→ **Task to carry out**: Identify the lines holding "JSON" and copy them.
--------------------------------
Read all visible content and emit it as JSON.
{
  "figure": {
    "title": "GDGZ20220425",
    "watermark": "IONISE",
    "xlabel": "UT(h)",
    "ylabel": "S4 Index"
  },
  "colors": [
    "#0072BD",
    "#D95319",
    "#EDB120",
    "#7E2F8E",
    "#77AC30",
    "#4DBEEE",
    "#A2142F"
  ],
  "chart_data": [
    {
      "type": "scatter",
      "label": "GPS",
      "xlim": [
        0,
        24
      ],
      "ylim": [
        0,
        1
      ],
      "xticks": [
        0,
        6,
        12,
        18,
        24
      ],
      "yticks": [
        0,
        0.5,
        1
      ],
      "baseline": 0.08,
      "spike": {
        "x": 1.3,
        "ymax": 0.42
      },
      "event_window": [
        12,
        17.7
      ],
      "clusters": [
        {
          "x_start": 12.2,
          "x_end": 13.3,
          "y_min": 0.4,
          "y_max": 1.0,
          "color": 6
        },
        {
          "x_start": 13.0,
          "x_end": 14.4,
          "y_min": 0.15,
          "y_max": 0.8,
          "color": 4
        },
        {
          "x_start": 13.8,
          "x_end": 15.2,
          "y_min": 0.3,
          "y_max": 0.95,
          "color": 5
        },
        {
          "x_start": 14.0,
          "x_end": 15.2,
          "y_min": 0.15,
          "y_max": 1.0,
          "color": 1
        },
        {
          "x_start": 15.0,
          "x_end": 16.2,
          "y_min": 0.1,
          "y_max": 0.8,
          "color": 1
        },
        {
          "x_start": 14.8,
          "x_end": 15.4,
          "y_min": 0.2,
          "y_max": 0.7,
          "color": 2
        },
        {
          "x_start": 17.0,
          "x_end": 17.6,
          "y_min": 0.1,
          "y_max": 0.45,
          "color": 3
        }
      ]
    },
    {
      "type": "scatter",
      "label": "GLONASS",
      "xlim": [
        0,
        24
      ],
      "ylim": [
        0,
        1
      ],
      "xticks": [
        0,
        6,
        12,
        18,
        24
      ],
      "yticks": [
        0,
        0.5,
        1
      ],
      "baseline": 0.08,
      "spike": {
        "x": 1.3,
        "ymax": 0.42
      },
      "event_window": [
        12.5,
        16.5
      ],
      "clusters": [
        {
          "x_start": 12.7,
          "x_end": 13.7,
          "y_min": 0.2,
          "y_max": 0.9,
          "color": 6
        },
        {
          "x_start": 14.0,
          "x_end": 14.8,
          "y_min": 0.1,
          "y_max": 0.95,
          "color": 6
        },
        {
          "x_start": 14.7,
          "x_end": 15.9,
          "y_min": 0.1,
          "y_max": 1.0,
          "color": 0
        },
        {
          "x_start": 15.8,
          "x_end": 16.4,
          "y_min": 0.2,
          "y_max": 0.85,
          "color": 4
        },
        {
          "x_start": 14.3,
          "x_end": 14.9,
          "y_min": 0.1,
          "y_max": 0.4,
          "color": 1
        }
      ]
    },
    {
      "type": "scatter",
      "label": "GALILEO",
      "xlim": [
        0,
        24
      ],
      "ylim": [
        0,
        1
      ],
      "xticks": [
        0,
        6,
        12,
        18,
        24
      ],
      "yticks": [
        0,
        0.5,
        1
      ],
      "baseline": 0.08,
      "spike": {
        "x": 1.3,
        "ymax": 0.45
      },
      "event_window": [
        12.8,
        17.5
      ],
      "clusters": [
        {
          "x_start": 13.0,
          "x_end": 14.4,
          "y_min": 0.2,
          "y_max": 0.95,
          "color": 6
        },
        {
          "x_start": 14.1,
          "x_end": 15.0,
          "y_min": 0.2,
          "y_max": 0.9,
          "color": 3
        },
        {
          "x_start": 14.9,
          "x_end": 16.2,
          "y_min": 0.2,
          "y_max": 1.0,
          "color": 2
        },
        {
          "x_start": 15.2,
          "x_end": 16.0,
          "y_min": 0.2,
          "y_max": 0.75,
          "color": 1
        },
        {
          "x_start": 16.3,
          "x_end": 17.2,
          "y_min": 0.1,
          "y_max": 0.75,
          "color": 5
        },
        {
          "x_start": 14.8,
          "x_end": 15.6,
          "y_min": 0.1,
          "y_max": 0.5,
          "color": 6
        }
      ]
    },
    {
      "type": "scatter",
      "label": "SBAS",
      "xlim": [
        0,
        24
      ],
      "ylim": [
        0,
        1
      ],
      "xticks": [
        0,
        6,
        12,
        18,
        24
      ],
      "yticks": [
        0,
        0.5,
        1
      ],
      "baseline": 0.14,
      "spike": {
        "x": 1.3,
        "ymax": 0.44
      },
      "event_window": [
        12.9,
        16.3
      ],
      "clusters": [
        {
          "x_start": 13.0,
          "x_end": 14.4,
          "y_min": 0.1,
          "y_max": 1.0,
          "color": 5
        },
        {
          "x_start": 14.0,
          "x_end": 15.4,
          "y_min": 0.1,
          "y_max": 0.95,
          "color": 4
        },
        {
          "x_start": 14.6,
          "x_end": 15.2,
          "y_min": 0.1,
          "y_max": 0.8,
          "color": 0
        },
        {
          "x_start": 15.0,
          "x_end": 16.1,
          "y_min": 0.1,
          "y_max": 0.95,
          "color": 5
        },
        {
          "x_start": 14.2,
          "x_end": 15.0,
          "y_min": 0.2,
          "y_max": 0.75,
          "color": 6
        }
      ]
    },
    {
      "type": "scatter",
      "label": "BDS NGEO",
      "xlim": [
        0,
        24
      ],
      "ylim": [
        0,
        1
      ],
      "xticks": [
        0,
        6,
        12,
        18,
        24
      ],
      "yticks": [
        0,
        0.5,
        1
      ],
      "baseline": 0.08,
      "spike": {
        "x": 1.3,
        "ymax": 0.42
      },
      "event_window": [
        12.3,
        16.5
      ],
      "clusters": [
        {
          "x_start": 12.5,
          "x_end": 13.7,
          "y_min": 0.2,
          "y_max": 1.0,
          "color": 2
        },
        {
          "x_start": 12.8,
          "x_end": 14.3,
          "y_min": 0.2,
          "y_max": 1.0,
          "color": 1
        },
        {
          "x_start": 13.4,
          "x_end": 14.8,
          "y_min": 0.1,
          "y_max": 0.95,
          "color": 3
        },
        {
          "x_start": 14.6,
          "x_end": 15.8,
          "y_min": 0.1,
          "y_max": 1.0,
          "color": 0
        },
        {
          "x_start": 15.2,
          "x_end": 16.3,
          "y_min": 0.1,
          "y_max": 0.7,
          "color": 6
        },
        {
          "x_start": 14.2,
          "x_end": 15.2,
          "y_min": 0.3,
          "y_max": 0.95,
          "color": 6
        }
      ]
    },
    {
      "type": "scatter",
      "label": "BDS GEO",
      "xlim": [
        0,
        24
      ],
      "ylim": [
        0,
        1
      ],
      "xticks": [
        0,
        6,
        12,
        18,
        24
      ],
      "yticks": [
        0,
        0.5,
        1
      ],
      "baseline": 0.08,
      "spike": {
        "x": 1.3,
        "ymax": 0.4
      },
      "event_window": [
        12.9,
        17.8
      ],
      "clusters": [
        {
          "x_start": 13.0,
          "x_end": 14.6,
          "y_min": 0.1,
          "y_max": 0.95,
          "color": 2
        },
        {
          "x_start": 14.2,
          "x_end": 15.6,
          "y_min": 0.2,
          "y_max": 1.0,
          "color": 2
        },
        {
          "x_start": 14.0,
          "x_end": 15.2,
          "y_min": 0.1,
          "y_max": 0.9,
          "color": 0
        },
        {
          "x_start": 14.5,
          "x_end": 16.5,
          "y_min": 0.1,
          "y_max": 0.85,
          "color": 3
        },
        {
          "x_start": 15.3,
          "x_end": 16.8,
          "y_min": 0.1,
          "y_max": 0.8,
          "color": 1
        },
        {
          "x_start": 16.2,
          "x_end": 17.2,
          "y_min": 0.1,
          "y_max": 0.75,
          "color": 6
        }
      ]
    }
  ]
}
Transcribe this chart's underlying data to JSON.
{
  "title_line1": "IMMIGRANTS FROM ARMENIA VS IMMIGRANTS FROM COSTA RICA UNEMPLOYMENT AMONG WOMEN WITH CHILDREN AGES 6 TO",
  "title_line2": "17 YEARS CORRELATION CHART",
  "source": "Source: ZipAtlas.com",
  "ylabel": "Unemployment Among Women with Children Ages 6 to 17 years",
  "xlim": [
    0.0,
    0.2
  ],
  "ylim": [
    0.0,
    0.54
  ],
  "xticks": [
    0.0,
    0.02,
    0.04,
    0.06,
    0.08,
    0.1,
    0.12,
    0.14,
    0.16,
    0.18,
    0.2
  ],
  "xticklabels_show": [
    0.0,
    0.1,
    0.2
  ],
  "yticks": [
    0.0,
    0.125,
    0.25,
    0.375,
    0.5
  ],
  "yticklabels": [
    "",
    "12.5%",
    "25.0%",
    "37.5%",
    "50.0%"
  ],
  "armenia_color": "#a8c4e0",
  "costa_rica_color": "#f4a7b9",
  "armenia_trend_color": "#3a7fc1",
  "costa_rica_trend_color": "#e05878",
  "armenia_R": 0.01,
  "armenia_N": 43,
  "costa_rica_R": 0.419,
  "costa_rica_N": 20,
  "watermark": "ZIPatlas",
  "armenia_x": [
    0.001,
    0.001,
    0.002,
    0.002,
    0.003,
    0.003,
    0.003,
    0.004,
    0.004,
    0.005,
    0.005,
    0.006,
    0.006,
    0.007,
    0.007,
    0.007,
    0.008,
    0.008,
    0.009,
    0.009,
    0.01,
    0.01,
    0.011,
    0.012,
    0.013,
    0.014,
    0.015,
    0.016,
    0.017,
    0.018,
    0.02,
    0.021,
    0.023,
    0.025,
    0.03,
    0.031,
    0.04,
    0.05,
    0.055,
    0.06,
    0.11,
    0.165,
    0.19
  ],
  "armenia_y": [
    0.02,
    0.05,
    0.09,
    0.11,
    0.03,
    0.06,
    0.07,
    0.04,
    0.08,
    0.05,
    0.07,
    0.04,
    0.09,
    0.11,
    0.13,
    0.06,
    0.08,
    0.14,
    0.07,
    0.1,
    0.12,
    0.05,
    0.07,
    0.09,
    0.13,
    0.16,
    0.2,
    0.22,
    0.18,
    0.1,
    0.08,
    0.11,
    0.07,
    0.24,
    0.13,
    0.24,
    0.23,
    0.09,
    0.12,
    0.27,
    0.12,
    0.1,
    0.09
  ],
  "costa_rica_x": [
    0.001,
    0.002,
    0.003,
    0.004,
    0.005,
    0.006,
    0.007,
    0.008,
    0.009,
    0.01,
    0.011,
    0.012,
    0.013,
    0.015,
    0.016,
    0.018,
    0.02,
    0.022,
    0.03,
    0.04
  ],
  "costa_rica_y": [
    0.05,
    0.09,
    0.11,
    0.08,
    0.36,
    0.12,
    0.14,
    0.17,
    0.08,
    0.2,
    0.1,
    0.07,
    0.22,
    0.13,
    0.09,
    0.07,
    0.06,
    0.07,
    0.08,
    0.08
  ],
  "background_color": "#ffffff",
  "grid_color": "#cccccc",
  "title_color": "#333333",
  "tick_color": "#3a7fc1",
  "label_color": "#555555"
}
--------------------------------
→ **Completed task**:
Read all visible content and emit it as JSON.
Transcribe this chart's underlying data to JSON.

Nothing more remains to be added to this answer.